Description:  In this video the vibration of one tuning forks is transferred through sound to another tuning fork. The ping pong balls bounces in response to this vibration. This can be used as an anchoring phenomenon in a grade 1 class but also can be used as supporting phenomenon in grades 4 and up.

Web Resources:  Tuning Fork Resonance on YouTube - Flinn Scientific Tuning Fork Demonstrations

Description:  A trichroic prism splits light into three beams of light with different wavelengths (or colors). These prisms are used in some video cameras to send different colors of light to different color sensors. The prisms are coated with special coatings to filter and transmit different wavelengths of light. This device could be used to investigate interactions of light with various materials to in increasing complexity K-12.

══════

▶ **TASK**:
Write out the stretch of the tuning fork and prism descriptions from "Description:  A trichroic prism" through "increasing complexity K-12.", word for word. The material that follows stands apart from the tuning fork and prism descriptions.

══════

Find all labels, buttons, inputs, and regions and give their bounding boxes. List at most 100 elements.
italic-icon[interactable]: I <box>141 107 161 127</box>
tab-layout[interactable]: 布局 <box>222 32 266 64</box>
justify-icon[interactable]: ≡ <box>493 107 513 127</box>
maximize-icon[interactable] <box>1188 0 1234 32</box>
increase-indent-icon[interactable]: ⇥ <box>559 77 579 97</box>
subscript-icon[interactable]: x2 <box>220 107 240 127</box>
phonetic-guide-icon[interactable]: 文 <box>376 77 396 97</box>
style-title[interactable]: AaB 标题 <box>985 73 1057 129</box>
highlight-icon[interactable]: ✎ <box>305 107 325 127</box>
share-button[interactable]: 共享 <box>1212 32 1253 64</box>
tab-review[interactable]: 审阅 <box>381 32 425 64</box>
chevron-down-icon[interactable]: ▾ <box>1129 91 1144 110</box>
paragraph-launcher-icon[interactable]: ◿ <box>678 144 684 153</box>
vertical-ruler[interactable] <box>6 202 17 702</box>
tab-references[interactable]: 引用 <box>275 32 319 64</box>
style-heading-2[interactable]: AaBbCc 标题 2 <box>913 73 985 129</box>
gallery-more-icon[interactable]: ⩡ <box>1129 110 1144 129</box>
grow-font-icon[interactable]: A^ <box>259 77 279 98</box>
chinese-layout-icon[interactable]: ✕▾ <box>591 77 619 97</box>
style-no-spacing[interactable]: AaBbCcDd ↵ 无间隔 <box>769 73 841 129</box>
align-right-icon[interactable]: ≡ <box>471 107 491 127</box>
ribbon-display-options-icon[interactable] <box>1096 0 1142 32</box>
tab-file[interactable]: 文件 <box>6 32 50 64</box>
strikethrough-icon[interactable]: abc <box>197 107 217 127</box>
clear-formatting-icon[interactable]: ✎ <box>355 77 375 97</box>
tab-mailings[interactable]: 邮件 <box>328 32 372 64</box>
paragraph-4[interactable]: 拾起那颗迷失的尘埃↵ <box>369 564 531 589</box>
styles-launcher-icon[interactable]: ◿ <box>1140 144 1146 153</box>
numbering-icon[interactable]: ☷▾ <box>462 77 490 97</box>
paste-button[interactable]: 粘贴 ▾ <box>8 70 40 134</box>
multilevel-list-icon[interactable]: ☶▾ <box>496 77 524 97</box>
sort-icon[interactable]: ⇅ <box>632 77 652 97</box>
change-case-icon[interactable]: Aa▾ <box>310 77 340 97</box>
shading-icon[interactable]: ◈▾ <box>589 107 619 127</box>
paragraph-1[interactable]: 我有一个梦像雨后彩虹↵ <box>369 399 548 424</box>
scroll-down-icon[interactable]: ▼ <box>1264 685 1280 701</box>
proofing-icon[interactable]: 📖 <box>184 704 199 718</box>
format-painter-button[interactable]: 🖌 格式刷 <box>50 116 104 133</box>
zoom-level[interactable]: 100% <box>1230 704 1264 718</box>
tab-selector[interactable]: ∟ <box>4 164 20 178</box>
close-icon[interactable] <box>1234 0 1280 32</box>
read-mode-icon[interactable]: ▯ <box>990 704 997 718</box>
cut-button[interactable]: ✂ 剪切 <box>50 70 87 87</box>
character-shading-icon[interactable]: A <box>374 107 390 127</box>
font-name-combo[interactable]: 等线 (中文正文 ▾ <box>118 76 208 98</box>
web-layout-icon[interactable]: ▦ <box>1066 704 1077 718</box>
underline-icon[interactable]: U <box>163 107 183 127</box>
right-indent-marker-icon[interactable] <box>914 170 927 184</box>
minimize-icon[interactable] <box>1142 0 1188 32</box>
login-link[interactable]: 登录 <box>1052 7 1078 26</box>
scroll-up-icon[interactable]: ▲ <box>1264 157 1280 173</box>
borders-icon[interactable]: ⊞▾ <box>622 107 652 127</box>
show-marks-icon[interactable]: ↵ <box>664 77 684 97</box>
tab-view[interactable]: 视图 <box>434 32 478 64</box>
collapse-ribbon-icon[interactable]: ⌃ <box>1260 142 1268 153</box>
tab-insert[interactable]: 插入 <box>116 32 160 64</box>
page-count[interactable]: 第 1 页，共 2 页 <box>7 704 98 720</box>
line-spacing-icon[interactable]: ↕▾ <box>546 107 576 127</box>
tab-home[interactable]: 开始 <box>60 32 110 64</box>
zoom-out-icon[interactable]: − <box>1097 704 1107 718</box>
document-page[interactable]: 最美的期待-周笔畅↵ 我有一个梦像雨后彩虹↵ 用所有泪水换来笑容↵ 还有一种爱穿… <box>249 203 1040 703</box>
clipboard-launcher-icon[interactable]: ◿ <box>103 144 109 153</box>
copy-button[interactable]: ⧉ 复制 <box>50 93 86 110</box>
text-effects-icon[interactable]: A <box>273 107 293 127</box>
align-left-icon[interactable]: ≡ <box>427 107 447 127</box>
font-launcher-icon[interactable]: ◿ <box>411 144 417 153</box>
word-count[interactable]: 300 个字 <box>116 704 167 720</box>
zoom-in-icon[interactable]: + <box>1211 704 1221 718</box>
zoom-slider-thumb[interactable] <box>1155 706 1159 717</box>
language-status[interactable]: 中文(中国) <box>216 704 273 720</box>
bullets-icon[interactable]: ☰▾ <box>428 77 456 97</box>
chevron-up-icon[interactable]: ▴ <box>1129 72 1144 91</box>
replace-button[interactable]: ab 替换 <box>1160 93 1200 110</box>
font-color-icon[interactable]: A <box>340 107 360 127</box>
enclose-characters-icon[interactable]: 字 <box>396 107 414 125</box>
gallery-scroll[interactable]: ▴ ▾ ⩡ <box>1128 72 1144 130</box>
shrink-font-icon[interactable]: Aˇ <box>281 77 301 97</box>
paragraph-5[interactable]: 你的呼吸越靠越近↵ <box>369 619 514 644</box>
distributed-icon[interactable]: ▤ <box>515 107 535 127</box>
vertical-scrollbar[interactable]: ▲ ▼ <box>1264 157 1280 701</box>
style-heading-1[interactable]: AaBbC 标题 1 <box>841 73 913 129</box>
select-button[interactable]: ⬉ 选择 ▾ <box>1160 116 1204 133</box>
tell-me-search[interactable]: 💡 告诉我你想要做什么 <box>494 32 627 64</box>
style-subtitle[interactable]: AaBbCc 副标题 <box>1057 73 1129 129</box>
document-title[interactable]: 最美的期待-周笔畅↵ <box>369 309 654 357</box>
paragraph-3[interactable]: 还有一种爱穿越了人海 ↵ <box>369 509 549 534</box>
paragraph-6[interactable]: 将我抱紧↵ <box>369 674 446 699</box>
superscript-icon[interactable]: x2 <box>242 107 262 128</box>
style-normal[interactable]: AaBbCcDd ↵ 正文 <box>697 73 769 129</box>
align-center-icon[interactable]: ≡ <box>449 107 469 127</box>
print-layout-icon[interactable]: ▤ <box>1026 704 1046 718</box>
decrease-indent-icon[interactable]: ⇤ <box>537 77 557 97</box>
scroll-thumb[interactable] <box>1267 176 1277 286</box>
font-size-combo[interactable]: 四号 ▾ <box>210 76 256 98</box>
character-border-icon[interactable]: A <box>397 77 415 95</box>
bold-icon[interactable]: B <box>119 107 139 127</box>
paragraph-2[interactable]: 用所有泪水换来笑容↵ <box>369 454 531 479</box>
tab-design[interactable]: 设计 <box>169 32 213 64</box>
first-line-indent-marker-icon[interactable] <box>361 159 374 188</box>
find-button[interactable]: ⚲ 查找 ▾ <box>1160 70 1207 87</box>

══════

▶ **EXPECTED OUTPUT**:
Description:  A trichroic prism splits light into three beams of light with different wavelengths (or colors). These prisms are used in some video cameras to send different colors of light to different color sensors. The prisms are coated with special coatings to filter and transmit different wavelengths of light. This device could be used to investigate interactions of light with various materials to in increasing complexity K-12.